### Information given
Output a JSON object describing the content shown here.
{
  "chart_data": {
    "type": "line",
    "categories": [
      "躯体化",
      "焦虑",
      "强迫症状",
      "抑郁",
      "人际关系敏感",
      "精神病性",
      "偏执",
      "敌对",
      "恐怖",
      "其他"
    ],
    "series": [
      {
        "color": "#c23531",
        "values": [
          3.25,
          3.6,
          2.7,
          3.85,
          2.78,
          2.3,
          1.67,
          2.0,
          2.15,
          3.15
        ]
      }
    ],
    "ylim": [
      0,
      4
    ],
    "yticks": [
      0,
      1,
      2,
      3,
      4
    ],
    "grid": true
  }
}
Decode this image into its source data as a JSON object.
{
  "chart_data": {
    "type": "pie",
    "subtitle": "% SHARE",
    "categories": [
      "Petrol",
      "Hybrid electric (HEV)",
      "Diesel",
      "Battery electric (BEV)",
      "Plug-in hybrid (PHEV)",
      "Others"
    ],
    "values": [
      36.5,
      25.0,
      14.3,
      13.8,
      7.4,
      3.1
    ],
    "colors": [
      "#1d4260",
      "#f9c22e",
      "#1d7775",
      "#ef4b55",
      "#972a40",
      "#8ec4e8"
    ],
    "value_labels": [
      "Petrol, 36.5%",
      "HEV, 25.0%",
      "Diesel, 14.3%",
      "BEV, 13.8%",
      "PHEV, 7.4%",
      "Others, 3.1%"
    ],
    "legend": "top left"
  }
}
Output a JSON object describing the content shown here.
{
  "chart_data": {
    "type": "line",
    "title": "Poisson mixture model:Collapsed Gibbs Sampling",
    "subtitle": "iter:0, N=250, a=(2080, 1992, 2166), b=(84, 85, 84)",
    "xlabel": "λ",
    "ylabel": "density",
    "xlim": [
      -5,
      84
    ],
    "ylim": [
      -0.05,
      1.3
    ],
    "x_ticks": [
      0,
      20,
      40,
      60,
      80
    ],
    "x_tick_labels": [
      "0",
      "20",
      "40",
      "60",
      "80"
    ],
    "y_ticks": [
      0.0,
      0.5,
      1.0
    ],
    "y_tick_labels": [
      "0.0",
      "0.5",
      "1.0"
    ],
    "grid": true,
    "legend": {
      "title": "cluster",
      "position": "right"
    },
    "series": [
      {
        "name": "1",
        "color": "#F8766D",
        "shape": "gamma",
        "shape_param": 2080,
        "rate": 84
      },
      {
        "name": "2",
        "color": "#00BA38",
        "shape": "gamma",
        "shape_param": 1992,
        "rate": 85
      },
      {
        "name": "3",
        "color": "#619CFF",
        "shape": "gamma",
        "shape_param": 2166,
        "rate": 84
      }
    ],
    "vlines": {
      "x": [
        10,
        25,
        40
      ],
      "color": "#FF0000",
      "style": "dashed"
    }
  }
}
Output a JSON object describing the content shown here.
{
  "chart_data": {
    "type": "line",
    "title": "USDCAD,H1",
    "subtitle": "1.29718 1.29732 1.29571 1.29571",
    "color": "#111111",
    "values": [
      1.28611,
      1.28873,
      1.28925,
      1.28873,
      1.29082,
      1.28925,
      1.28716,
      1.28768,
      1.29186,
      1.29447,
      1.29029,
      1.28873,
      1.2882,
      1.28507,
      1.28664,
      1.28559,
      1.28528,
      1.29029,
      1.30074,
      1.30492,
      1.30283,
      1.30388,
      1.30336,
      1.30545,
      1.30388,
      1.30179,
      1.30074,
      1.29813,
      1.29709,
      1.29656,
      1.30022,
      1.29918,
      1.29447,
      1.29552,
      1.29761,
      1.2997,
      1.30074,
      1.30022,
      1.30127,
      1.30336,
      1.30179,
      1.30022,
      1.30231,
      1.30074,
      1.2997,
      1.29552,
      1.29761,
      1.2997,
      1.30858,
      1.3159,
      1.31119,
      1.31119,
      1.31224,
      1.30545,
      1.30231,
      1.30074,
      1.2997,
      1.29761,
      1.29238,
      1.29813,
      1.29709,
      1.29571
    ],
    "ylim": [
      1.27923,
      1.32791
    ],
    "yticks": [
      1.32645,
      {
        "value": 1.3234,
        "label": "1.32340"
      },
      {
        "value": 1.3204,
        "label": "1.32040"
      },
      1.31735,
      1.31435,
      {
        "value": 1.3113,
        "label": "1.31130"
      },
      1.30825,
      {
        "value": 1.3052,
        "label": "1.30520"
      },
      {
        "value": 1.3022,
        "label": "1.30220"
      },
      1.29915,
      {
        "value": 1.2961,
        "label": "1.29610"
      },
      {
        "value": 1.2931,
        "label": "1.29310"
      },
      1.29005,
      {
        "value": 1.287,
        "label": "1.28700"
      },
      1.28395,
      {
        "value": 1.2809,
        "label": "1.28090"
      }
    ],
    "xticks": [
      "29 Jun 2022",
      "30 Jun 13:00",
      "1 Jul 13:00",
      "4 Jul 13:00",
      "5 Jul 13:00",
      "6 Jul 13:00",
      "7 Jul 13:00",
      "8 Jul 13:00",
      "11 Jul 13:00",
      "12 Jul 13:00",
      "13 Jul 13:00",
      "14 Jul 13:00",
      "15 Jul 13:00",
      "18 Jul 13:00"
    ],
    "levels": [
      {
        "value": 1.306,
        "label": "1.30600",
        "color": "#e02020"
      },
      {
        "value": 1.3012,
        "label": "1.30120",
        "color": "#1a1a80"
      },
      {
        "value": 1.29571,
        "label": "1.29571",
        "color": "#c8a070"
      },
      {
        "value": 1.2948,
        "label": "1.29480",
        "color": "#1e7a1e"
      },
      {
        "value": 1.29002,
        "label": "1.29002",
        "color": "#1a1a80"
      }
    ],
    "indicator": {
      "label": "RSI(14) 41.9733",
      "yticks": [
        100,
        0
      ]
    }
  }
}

### Prompt
Return the whole listing exactly, with every line included.

### Task response
Output a JSON object describing the content shown here.
{
  "chart_data": {
    "type": "line",
    "categories": [
      "躯体化",
      "焦虑",
      "强迫症状",
      "抑郁",
      "人际关系敏感",
      "精神病性",
      "偏执",
      "敌对",
      "恐怖",
      "其他"
    ],
    "series": [
      {
        "color": "#c23531",
        "values": [
          3.25,
          3.6,
          2.7,
          3.85,
          2.78,
          2.3,
          1.67,
          2.0,
          2.15,
          3.15
        ]
      }
    ],
    "ylim": [
      0,
      4
    ],
    "yticks": [
      0,
      1,
      2,
      3,
      4
    ],
    "grid": true
  }
}
Decode this image into its source data as a JSON object.
{
  "chart_data": {
    "type": "pie",
    "subtitle": "% SHARE",
    "categories": [
      "Petrol",
      "Hybrid electric (HEV)",
      "Diesel",
      "Battery electric (BEV)",
      "Plug-in hybrid (PHEV)",
      "Others"
    ],
    "values": [
      36.5,
      25.0,
      14.3,
      13.8,
      7.4,
      3.1
    ],
    "colors": [
      "#1d4260",
      "#f9c22e",
      "#1d7775",
      "#ef4b55",
      "#972a40",
      "#8ec4e8"
    ],
    "value_labels": [
      "Petrol, 36.5%",
      "HEV, 25.0%",
      "Diesel, 14.3%",
      "BEV, 13.8%",
      "PHEV, 7.4%",
      "Others, 3.1%"
    ],
    "legend": "top left"
  }
}
Output a JSON object describing the content shown here.
{
  "chart_data": {
    "type": "line",
    "title": "Poisson mixture model:Collapsed Gibbs Sampling",
    "subtitle": "iter:0, N=250, a=(2080, 1992, 2166), b=(84, 85, 84)",
    "xlabel": "λ",
    "ylabel": "density",
    "xlim": [
      -5,
      84
    ],
    "ylim": [
      -0.05,
      1.3
    ],
    "x_ticks": [
      0,
      20,
      40,
      60,
      80
    ],
    "x_tick_labels": [
      "0",
      "20",
      "40",
      "60",
      "80"
    ],
    "y_ticks": [
      0.0,
      0.5,
      1.0
    ],
    "y_tick_labels": [
      "0.0",
      "0.5",
      "1.0"
    ],
    "grid": true,
    "legend": {
      "title": "cluster",
      "position": "right"
    },
    "series": [
      {
        "name": "1",
        "color": "#F8766D",
        "shape": "gamma",
        "shape_param": 2080,
        "rate": 84
      },
      {
        "name": "2",
        "color": "#00BA38",
        "shape": "gamma",
        "shape_param": 1992,
        "rate": 85
      },
      {
        "name": "3",
        "color": "#619CFF",
        "shape": "gamma",
        "shape_param": 2166,
        "rate": 84
      }
    ],
    "vlines": {
      "x": [
        10,
        25,
        40
      ],
      "color": "#FF0000",
      "style": "dashed"
    }
  }
}
Output a JSON object describing the content shown here.
{
  "chart_data": {
    "type": "line",
    "title": "USDCAD,H1",
    "subtitle": "1.29718 1.29732 1.29571 1.29571",
    "color": "#111111",
    "values": [
      1.28611,
      1.28873,
      1.28925,
      1.28873,
      1.29082,
      1.28925,
      1.28716,
      1.28768,
      1.29186,
      1.29447,
      1.29029,
      1.28873,
      1.2882,
      1.28507,
      1.28664,
      1.28559,
      1.28528,
      1.29029,
      1.30074,
      1.30492,
      1.30283,
      1.30388,
      1.30336,
      1.30545,
      1.30388,
      1.30179,
      1.30074,
      1.29813,
      1.29709,
      1.29656,
      1.30022,
      1.29918,
      1.29447,
      1.29552,
      1.29761,
      1.2997,
      1.30074,
      1.30022,
      1.30127,
      1.30336,
      1.30179,
      1.30022,
      1.30231,
      1.30074,
      1.2997,
      1.29552,
      1.29761,
      1.2997,
      1.30858,
      1.3159,
      1.31119,
      1.31119,
      1.31224,
      1.30545,
      1.30231,
      1.30074,
      1.2997,
      1.29761,
      1.29238,
      1.29813,
      1.29709,
      1.29571
    ],
    "ylim": [
      1.27923,
      1.32791
    ],
    "yticks": [
      1.32645,
      {
        "value": 1.3234,
        "label": "1.32340"
      },
      {
        "value": 1.3204,
        "label": "1.32040"
      },
      1.31735,
      1.31435,
      {
        "value": 1.3113,
        "label": "1.31130"
      },
      1.30825,
      {
        "value": 1.3052,
        "label": "1.30520"
      },
      {
        "value": 1.3022,
        "label": "1.30220"
      },
      1.29915,
      {
        "value": 1.2961,
        "label": "1.29610"
      },
      {
        "value": 1.2931,
        "label": "1.29310"
      },
      1.29005,
      {
        "value": 1.287,
        "label": "1.28700"
      },
      1.28395,
      {
        "value": 1.2809,
        "label": "1.28090"
      }
    ],
    "xticks": [
      "29 Jun 2022",
      "30 Jun 13:00",
      "1 Jul 13:00",
      "4 Jul 13:00",
      "5 Jul 13:00",
      "6 Jul 13:00",
      "7 Jul 13:00",
      "8 Jul 13:00",
      "11 Jul 13:00",
      "12 Jul 13:00",
      "13 Jul 13:00",
      "14 Jul 13:00",
      "15 Jul 13:00",
      "18 Jul 13:00"
    ],
    "levels": [
      {
        "value": 1.306,
        "label": "1.30600",
        "color": "#e02020"
      },
      {
        "value": 1.3012,
        "label": "1.30120",
        "color": "#1a1a80"
      },
      {
        "value": 1.29571,
        "label": "1.29571",
        "color": "#c8a070"
      },
      {
        "value": 1.2948,
        "label": "1.29480",
        "color": "#1e7a1e"
      },
      {
        "value": 1.29002,
        "label": "1.29002",
        "color": "#1a1a80"
      }
    ],
    "indicator": {
      "label": "RSI(14) 41.9733",
      "yticks": [
        100,
        0
      ]
    }
  }
}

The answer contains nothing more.